Extract each line of the material that follows exactly and omit its pictures.
— BEGIN DATASET ENTRIES —
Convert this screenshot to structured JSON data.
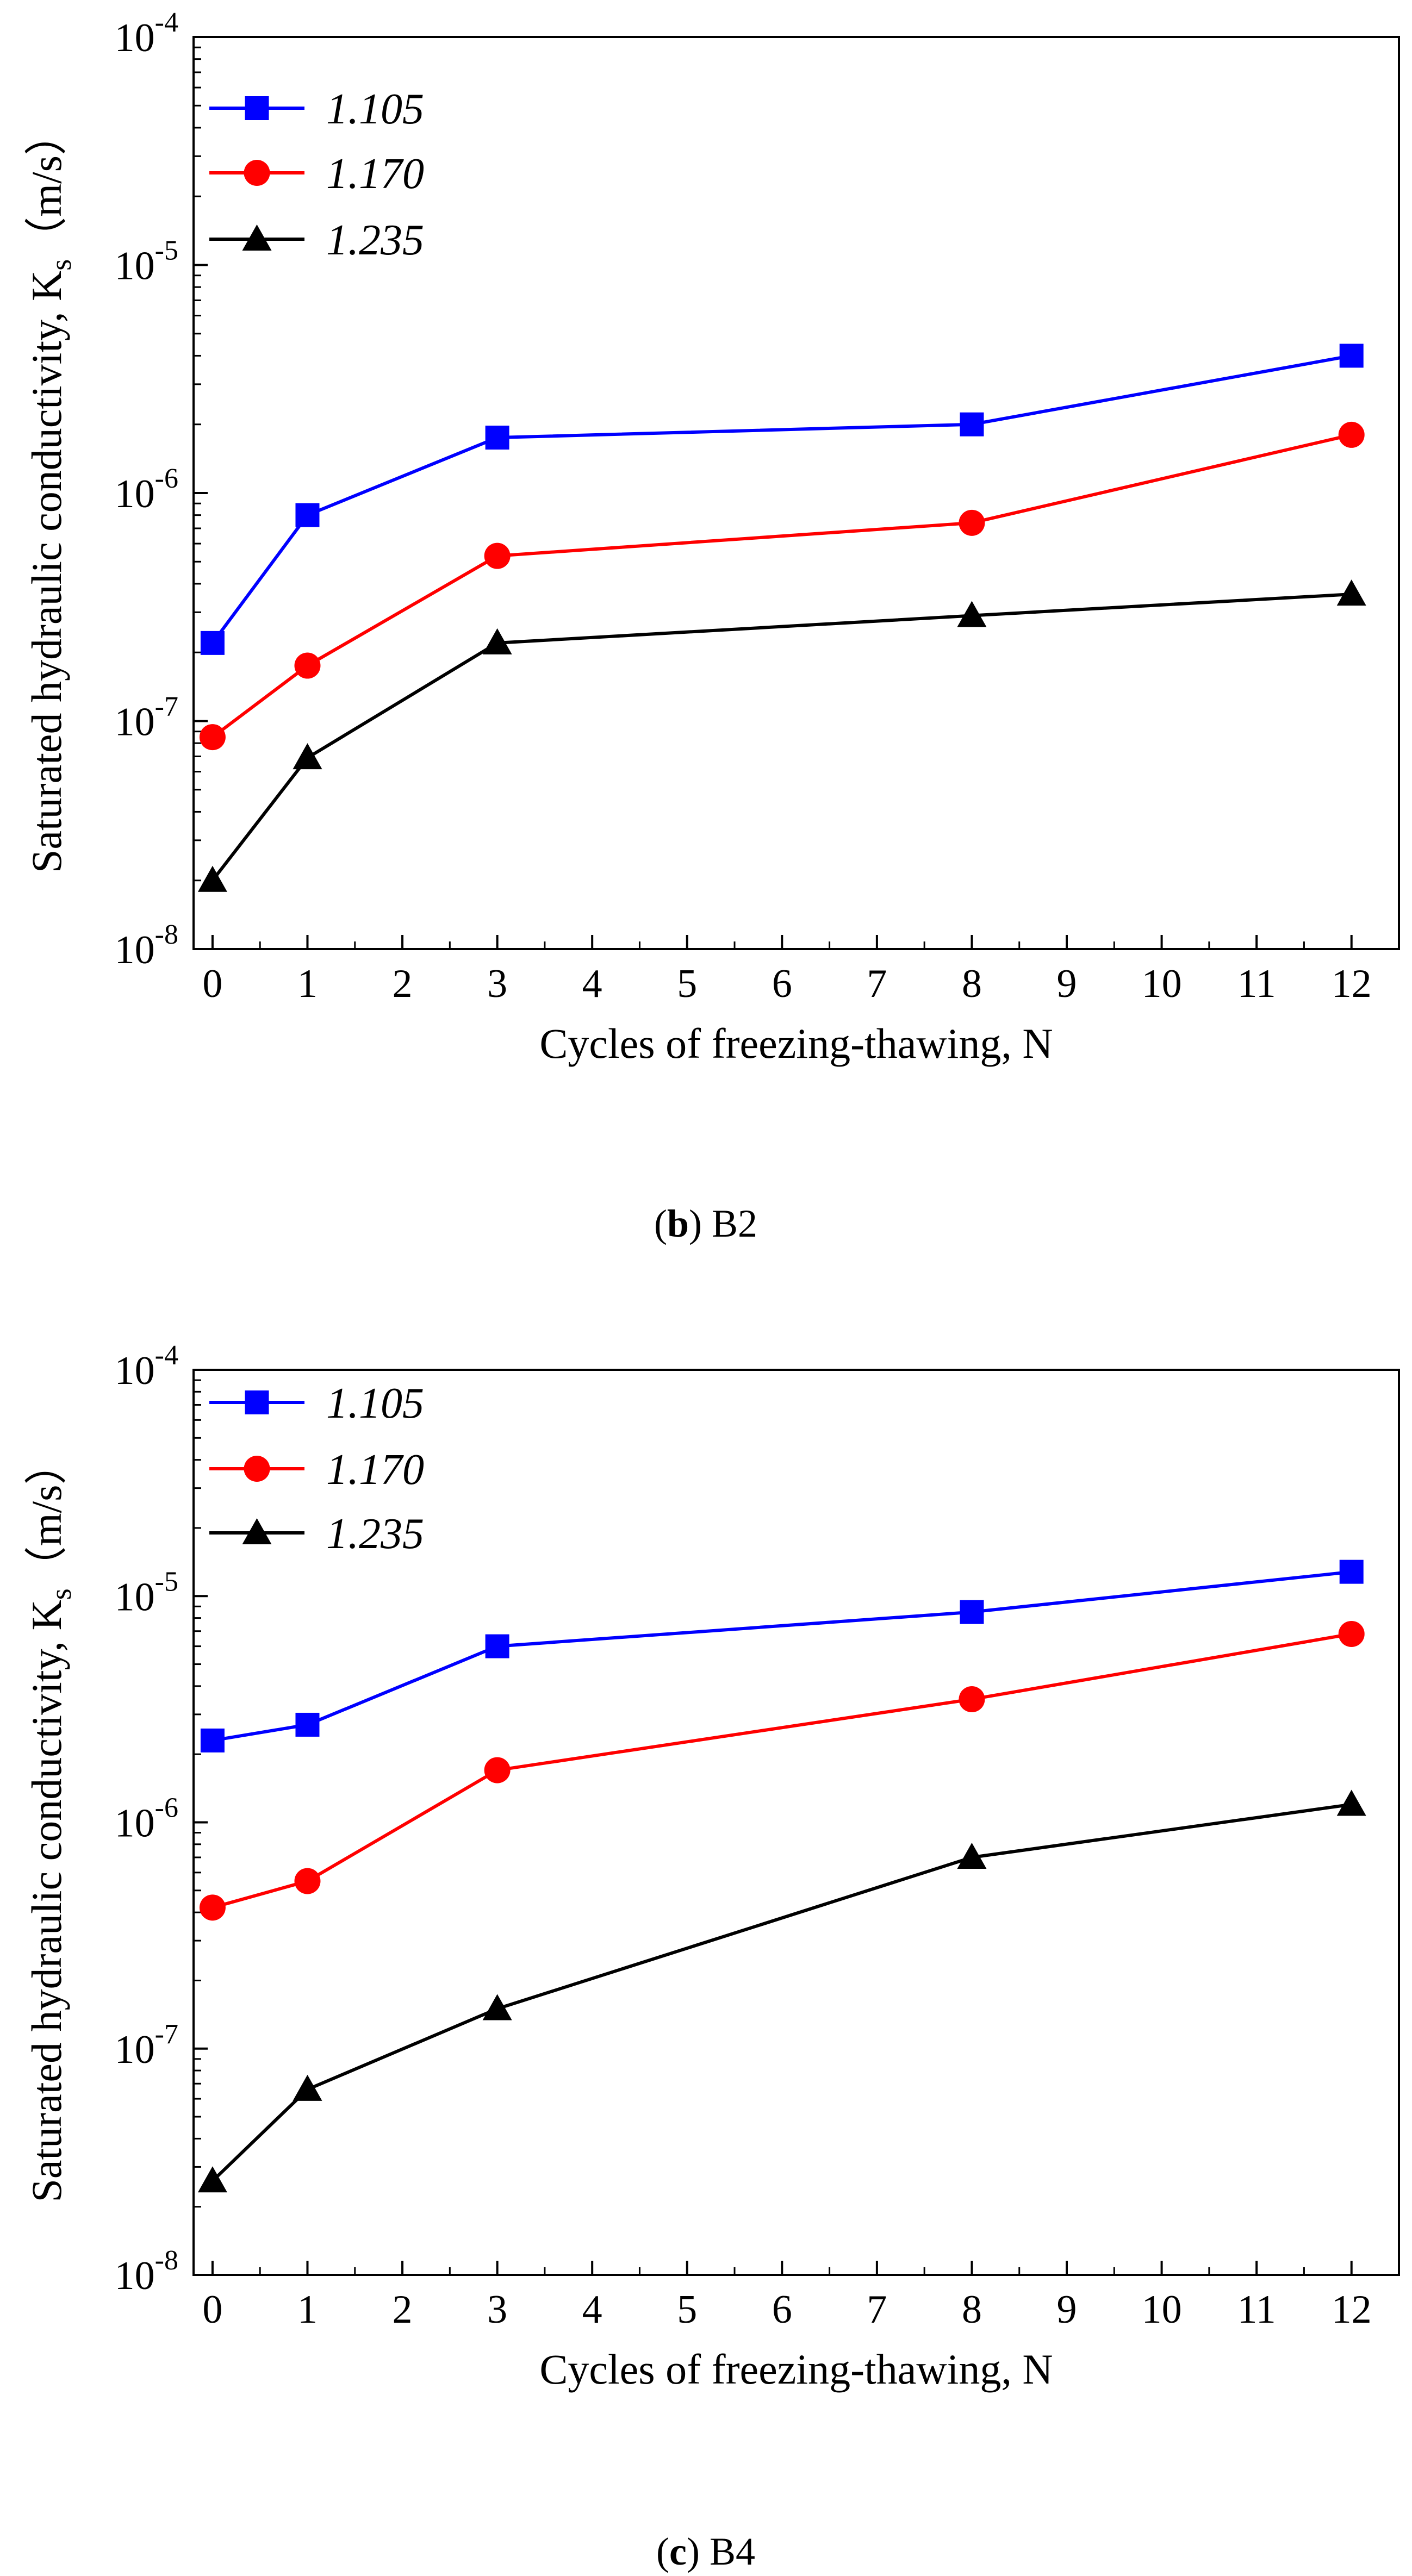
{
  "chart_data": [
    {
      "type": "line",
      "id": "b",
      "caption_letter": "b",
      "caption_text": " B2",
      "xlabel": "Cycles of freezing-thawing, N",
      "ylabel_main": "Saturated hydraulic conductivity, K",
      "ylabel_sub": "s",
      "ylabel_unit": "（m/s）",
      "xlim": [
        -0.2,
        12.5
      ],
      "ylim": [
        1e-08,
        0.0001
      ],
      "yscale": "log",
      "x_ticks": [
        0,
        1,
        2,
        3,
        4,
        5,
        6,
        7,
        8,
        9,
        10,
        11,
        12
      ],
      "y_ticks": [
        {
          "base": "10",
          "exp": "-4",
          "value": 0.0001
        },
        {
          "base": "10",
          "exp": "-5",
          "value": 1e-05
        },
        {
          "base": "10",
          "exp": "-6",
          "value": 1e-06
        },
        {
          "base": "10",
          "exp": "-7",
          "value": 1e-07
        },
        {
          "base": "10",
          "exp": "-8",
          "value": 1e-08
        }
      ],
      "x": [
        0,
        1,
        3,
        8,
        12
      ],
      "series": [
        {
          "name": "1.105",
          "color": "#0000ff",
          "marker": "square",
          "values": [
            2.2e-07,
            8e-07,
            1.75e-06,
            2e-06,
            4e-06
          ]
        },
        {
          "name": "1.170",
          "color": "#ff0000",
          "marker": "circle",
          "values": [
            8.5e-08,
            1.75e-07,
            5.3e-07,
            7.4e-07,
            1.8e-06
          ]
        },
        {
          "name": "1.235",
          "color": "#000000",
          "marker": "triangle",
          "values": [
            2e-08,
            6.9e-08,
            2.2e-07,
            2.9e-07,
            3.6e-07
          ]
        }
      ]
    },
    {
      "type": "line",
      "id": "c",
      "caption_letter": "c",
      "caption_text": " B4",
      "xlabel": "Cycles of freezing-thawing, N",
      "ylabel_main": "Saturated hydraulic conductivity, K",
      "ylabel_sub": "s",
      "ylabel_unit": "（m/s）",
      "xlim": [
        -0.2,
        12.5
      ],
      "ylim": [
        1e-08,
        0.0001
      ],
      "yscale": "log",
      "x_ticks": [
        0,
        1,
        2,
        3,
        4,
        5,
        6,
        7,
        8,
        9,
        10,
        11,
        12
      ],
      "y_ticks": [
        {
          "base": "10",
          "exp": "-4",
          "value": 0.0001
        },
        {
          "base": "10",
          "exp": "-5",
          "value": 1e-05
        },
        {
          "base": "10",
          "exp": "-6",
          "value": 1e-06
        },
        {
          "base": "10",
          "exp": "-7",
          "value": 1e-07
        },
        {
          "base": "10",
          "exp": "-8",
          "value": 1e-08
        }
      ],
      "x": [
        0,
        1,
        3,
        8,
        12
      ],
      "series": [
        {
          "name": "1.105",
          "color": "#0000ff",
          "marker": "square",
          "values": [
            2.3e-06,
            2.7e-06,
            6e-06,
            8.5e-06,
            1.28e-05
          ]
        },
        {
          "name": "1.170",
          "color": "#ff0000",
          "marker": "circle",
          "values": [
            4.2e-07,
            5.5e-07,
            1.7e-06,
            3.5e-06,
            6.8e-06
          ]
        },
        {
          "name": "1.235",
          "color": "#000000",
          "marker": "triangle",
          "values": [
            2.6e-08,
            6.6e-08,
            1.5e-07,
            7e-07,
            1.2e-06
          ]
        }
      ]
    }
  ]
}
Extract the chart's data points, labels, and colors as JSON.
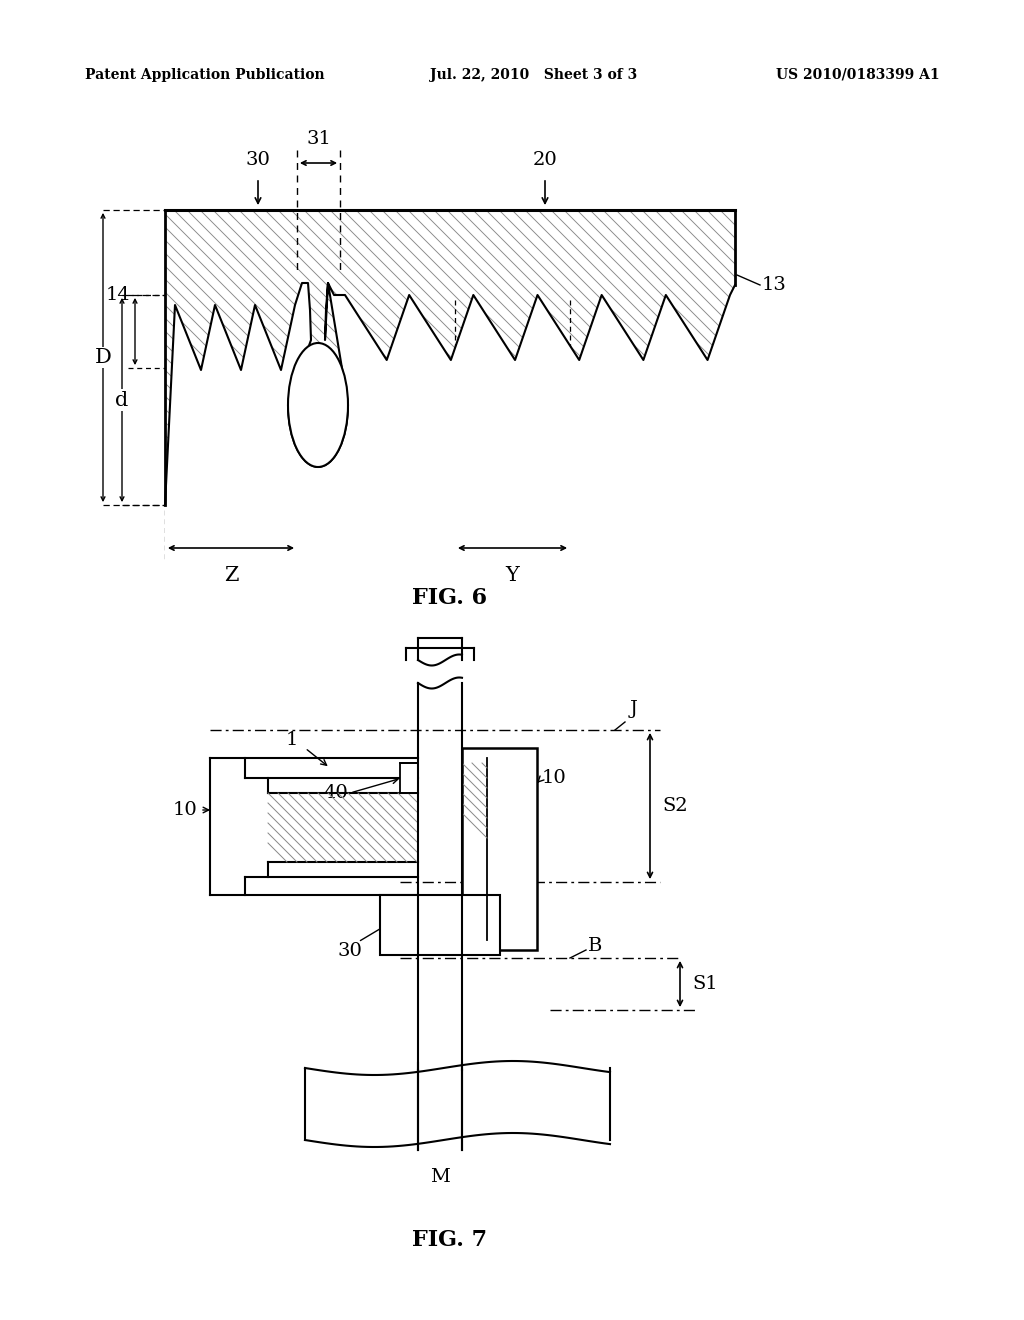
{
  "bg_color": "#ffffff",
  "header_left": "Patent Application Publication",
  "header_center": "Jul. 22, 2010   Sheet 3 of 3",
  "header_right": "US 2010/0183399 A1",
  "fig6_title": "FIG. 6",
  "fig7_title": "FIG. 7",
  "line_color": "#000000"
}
— END DATASET ENTRIES —
**EXERCISE ANSWER:**
Convert this screenshot to structured JSON data.
{
  "chart_data": [
    {
      "type": "line",
      "id": "b",
      "caption_letter": "b",
      "caption_text": " B2",
      "xlabel": "Cycles of freezing-thawing, N",
      "ylabel_main": "Saturated hydraulic conductivity, K",
      "ylabel_sub": "s",
      "ylabel_unit": "（m/s）",
      "xlim": [
        -0.2,
        12.5
      ],
      "ylim": [
        1e-08,
        0.0001
      ],
      "yscale": "log",
      "x_ticks": [
        0,
        1,
        2,
        3,
        4,
        5,
        6,
        7,
        8,
        9,
        10,
        11,
        12
      ],
      "y_ticks": [
        {
          "base": "10",
          "exp": "-4",
          "value": 0.0001
        },
        {
          "base": "10",
          "exp": "-5",
          "value": 1e-05
        },
        {
          "base": "10",
          "exp": "-6",
          "value": 1e-06
        },
        {
          "base": "10",
          "exp": "-7",
          "value": 1e-07
        },
        {
          "base": "10",
          "exp": "-8",
          "value": 1e-08
        }
      ],
      "x": [
        0,
        1,
        3,
        8,
        12
      ],
      "series": [
        {
          "name": "1.105",
          "color": "#0000ff",
          "marker": "square",
          "values": [
            2.2e-07,
            8e-07,
            1.75e-06,
            2e-06,
            4e-06
          ]
        },
        {
          "name": "1.170",
          "color": "#ff0000",
          "marker": "circle",
          "values": [
            8.5e-08,
            1.75e-07,
            5.3e-07,
            7.4e-07,
            1.8e-06
          ]
        },
        {
          "name": "1.235",
          "color": "#000000",
          "marker": "triangle",
          "values": [
            2e-08,
            6.9e-08,
            2.2e-07,
            2.9e-07,
            3.6e-07
          ]
        }
      ]
    },
    {
      "type": "line",
      "id": "c",
      "caption_letter": "c",
      "caption_text": " B4",
      "xlabel": "Cycles of freezing-thawing, N",
      "ylabel_main": "Saturated hydraulic conductivity, K",
      "ylabel_sub": "s",
      "ylabel_unit": "（m/s）",
      "xlim": [
        -0.2,
        12.5
      ],
      "ylim": [
        1e-08,
        0.0001
      ],
      "yscale": "log",
      "x_ticks": [
        0,
        1,
        2,
        3,
        4,
        5,
        6,
        7,
        8,
        9,
        10,
        11,
        12
      ],
      "y_ticks": [
        {
          "base": "10",
          "exp": "-4",
          "value": 0.0001
        },
        {
          "base": "10",
          "exp": "-5",
          "value": 1e-05
        },
        {
          "base": "10",
          "exp": "-6",
          "value": 1e-06
        },
        {
          "base": "10",
          "exp": "-7",
          "value": 1e-07
        },
        {
          "base": "10",
          "exp": "-8",
          "value": 1e-08
        }
      ],
      "x": [
        0,
        1,
        3,
        8,
        12
      ],
      "series": [
        {
          "name": "1.105",
          "color": "#0000ff",
          "marker": "square",
          "values": [
            2.3e-06,
            2.7e-06,
            6e-06,
            8.5e-06,
            1.28e-05
          ]
        },
        {
          "name": "1.170",
          "color": "#ff0000",
          "marker": "circle",
          "values": [
            4.2e-07,
            5.5e-07,
            1.7e-06,
            3.5e-06,
            6.8e-06
          ]
        },
        {
          "name": "1.235",
          "color": "#000000",
          "marker": "triangle",
          "values": [
            2.6e-08,
            6.6e-08,
            1.5e-07,
            7e-07,
            1.2e-06
          ]
        }
      ]
    }
  ]
}
Extract the chart's data points, labels, and colors as JSON.
{
  "bg_color": "#ffffff",
  "header_left": "Patent Application Publication",
  "header_center": "Jul. 22, 2010   Sheet 3 of 3",
  "header_right": "US 2010/0183399 A1",
  "fig6_title": "FIG. 6",
  "fig7_title": "FIG. 7",
  "line_color": "#000000"
}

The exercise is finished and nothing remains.